• DIRECTIVES
1. List every section heading in the resale shopping post that comes after its title.
2. Pick up the resale shopping post after its last sentence and keep writing it.

• PROVIDED TEXT
Why Buying Preloved gives a Bigger Buzz.


Today's news that Vinted has made a profit for the first time, reflects the booming resale market with an estimated 74% of global consumers shopping resale. Mobile apps have made buying used products as easy as buying new ones, leading to an explosion of vintage and secondhand retailing. In 2022, Vinted had approximately 65 million users worldwide (1) and it is estimated that the UK’s current £5.3 billion fashion resale market will have grown by nearly 70 per cent to £8.9 billion by 2026 (2). This rise is considered to be reflective of the move towards collaborative consumption and a sharing economy, with Gen Z and their demand for sustainability leading the way (3). The merits of buying secondhand are obvious and universally advantageous. But what if there was another benefit? One slightly more personal? We all know of the feel-good dopamine hit that comes with a non-essential purchase. What if the dopamine reward is greater when buying from resale than from the high street? This post examines the brain's reward processes associated with gambling and applies them to shopping resale. Along with the obvious consumer wins of sustainability and spending less, could this neurology help explain the rise of resale? Does buying second-hand literally give you more bang for your buck?


Instant gratification is less rewarding

As consumers we are a nation demanding immediate gratification, described by Dr Anna Lembke in Dopamine Nation as transforming ‘the world from a place of scarcity to a place of overwhelming abundance’ (4). Catering to this desire for instant reward, high street shopping has traditionally focused on the availability of stock; all the colours in all of the sizes. So the customer gets exactly what they want when they want it. However, neurology studies suggest that humans may actually find this instant gratification less rewarding than when they have to wait.


Other sources of dopamine are available

The Mechanisms of Reward Processing

Just as Ivan Pavlov’s dog salivated when the bell rang to signal food, conditioning means that when cued our brains release dopamine, the neurotransmitter involved in pleasure. Along with the dopamine hit when the reward is experienced, our brain's response to a learnt cue is a smaller ‘pre-hit’ of dopamine, in anticipation of this future reward. The purpose of the ‘pre-hit’ is to motivate us to seek the bigger hit (4). In the case of resale shopping, this cue could be just glimpsing the Vinted app on your phone or seeing an influencer showing off their # depophaul. Dopamine is released in anticipation of the big win - prompting you to seek that vintage Moschino piece - as well as when you actually score your jacket. It is this anticipation hit of dopamine that propels you to open the app and start searching.


Uncertain Rewards are More Attractive

The amount of dopamine released in this ‘pre-hit’ is suggested to reflect the chances of achieving the reward. Studies have shown that dopamine levels are highest when the chances of getting a reward are 50/50 rather than 100%. Furthermore, if a reward is given 25% or 75% of the time, while the dopamine release is higher than the guaranteed reward, it is still lower than the 50/50 chance, because it is more likely that you will (75%) or won’t (25%) receive the reward. Therefore, the higher the unpredictability, the greater the dopamine hit. Researchers theorise the unpredictability of the reward further increases the anticipation, therefore raising the dopamine release (5).

• DATA ENTRIES
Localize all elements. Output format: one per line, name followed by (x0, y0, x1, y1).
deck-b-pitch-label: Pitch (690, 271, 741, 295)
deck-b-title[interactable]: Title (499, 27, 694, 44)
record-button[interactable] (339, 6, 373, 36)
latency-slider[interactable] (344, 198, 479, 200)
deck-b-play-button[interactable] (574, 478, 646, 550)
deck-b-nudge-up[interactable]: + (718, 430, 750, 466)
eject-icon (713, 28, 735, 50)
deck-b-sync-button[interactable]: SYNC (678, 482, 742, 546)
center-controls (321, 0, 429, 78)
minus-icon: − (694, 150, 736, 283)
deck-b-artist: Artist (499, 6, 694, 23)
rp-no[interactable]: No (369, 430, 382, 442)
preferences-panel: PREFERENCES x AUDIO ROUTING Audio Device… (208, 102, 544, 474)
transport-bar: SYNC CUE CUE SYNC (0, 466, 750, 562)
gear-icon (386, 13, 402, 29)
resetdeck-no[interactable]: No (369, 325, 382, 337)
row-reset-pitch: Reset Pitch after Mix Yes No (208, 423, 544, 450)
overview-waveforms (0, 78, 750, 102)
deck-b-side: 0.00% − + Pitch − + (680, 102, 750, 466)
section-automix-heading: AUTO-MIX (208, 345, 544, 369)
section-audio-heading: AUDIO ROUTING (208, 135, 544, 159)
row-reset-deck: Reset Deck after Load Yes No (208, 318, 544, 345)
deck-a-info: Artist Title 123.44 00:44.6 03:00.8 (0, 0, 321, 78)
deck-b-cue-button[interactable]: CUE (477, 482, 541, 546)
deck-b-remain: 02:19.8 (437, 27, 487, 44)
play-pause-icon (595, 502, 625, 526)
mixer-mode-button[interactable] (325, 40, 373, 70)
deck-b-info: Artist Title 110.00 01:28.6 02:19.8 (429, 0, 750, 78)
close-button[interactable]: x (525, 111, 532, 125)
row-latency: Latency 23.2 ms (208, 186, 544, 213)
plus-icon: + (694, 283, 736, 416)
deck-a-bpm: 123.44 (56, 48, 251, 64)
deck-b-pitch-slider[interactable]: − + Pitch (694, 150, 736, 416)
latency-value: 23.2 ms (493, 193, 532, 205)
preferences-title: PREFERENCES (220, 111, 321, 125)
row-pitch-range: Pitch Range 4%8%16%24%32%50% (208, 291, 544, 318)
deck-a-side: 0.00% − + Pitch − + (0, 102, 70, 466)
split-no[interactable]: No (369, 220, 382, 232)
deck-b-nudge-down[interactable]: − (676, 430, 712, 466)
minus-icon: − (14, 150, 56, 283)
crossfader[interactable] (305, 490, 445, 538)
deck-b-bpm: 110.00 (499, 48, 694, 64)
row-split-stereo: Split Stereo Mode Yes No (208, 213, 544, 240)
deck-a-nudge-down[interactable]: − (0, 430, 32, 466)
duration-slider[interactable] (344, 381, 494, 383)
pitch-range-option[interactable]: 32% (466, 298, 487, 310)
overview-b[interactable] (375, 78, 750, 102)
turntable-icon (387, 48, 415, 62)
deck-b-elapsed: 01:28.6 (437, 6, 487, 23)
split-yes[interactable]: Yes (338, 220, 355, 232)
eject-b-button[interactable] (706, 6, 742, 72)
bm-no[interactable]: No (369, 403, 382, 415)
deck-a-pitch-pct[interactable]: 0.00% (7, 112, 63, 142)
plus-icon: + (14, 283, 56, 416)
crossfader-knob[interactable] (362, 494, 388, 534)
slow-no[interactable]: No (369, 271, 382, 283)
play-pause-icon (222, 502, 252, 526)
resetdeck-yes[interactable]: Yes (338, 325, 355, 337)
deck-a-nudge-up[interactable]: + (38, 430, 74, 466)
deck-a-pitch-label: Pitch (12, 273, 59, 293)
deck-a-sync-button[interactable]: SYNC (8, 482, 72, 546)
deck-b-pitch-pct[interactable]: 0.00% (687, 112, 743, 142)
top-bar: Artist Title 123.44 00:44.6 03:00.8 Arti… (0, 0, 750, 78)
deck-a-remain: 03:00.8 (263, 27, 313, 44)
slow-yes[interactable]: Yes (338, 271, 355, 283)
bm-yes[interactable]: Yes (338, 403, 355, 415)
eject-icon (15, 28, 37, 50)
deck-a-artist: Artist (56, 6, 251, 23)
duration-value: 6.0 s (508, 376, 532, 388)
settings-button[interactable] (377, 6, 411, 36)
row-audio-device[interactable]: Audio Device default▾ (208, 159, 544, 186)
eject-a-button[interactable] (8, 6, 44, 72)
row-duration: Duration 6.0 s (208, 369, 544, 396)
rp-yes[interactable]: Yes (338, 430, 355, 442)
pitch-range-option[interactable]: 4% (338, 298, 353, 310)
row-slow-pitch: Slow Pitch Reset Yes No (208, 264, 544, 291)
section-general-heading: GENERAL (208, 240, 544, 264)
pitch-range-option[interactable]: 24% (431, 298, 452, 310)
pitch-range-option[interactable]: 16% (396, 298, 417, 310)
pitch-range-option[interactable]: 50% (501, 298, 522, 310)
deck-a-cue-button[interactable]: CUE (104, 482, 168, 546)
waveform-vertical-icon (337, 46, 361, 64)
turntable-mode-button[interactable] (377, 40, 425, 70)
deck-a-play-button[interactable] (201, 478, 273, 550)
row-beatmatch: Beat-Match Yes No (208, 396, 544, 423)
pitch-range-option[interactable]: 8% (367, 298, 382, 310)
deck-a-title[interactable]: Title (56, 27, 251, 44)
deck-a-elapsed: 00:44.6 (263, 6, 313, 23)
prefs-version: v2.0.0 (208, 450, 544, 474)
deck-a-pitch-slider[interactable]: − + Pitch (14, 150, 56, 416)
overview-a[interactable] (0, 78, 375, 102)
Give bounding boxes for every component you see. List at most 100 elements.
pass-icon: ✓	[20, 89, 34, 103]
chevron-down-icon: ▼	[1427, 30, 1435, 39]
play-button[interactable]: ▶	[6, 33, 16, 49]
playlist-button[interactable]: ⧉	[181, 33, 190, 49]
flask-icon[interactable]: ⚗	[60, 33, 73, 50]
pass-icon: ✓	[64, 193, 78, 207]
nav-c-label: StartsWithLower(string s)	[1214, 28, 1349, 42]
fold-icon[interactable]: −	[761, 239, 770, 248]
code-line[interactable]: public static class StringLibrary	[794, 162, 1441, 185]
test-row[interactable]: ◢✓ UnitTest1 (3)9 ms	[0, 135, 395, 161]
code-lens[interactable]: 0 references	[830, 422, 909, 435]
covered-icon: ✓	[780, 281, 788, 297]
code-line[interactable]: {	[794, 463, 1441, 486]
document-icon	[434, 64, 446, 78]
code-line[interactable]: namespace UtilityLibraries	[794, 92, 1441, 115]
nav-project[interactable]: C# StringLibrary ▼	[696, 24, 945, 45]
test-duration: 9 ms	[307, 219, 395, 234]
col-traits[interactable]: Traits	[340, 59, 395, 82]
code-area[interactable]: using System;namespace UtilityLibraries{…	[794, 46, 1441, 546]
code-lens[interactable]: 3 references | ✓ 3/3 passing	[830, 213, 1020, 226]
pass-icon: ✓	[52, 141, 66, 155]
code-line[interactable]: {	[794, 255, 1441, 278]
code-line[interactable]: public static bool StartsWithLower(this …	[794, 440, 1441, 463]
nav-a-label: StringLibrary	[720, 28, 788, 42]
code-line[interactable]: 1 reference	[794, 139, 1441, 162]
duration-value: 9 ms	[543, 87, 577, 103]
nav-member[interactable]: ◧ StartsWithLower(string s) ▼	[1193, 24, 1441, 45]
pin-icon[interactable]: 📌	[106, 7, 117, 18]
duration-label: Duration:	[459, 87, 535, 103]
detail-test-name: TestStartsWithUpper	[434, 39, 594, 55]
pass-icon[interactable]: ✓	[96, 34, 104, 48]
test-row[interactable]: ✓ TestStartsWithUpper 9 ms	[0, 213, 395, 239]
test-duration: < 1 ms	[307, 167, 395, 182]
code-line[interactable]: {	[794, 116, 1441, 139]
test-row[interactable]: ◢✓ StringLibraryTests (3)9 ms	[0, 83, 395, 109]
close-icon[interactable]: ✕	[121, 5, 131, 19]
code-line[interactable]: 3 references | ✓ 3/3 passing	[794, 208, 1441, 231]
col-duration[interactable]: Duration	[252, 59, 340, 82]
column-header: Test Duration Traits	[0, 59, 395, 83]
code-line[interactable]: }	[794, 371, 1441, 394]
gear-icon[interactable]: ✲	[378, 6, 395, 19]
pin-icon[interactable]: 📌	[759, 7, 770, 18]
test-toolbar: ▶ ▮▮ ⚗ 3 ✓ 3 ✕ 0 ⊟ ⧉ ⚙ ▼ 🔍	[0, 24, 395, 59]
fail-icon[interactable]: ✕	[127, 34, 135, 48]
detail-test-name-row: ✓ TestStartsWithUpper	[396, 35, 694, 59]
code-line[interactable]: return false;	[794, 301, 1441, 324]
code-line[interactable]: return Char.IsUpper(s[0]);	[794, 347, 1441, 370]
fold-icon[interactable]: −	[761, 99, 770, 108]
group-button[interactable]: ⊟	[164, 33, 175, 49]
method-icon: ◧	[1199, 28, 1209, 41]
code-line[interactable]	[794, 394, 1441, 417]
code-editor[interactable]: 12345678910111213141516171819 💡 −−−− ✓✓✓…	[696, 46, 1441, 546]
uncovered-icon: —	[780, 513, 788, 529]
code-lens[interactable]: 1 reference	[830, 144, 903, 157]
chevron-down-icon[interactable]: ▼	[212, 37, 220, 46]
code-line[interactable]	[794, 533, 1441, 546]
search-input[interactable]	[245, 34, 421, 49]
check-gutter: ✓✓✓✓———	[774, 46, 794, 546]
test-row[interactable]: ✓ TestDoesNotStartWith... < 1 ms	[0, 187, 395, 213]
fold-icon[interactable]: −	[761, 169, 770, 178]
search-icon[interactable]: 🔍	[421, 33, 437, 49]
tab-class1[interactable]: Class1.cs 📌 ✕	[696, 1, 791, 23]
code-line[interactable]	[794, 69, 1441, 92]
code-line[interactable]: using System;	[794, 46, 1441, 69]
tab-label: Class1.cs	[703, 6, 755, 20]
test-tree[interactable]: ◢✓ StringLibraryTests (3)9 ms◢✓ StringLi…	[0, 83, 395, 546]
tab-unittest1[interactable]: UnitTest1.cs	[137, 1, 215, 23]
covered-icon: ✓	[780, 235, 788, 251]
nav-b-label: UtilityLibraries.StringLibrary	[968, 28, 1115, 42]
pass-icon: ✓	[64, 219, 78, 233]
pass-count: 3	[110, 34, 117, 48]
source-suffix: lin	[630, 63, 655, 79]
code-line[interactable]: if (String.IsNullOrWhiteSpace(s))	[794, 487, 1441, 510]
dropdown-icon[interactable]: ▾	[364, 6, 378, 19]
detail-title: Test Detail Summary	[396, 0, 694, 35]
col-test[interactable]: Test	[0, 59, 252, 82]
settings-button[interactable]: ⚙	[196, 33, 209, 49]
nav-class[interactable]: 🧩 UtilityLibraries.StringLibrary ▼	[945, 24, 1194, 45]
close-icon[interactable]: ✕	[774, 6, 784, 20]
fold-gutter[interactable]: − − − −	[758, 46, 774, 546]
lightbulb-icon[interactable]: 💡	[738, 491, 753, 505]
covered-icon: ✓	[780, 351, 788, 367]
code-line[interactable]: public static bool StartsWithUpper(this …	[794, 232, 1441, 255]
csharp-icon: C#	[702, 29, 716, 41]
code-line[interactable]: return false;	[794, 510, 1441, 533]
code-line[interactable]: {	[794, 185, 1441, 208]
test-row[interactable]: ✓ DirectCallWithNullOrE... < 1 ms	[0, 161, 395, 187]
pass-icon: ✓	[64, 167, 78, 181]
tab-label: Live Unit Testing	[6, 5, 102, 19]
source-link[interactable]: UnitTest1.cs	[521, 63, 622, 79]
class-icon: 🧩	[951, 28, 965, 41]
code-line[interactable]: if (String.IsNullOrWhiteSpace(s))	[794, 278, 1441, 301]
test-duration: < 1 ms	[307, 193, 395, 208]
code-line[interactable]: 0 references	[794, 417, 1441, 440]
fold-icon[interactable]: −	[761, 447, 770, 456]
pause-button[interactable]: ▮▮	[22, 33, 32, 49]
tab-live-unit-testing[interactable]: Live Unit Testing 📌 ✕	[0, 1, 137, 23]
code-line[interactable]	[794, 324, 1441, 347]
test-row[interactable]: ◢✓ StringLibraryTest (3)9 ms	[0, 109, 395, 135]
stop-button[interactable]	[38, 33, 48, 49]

• ANSWERS FOR THIS EXERCISE
1.
- Instant gratification is less rewarding
- Other sources of dopamine are available
- The Mechanisms of Reward Processing
- Uncertain Rewards are More Attractive

2.
The Thrill of the Chase

In resale, the one-off nature - the innate scarcity - of an item, versus the abundance of high street stock creates this unpredictability of availability. The chances of finding a specific item, e.g., a suitable dress for a wedding or a longed-for Burberry Mac, are greatly reduced when you consider the odds of also finding one in your size. It could be argued, the capricious nature of shopping preloved means that the chances of gratification are more uncertain than shopping the high street, thereby prolonging anticipation and increasing the dopamine hit.


False Hope

However, in gambling, while the big win is rare, the random components of most games and the publicising of big winners let players believe that the chances of winning are a lot higher. While resale shoppers also know the likelihood of their ‘big win’ - finding that trophy item - is equally rare, it could be argued they feel the same misguided optimism in the randomness of preloved stock. Tales of friends ‘scoring’ vintage Mugler in a charity shop in Swindon, can only accentuate this belief. It could be suggested that this false hope - as with gambling - further enhances the anticipation, increasing the dopamine release (6).


What Goes Up...(c/o Stereo Vinyls x Jean Julien)

The Dopamine Loop

In neurology terms, a person’s tonic baseline is the level of dopamine circulating in their system. If we get the anticipated reward, dopamine increases well above this tonic baseline. This raised dopamine level, the reward response when you have a highly pleasurable experience is referred to as a phasic peak. The flood of dopamine acts to reinforce the cue, creating a cycle of motivation, reward and reinforcement. However, what goes up, must come down and as soon as we’ve finished, we experience a comedown or a dopamine dip. The problem is, that the higher the phasic peak - the lower the resultant tonic level, leaving you wanting even more dopamine to redress the balance. This is the dopamine feedback loop. In the comedown state, the brain wants you to do it again, to get the dopamine hit again. But, luckily, as long as we’re not severely addicted, the craving soon passes (4).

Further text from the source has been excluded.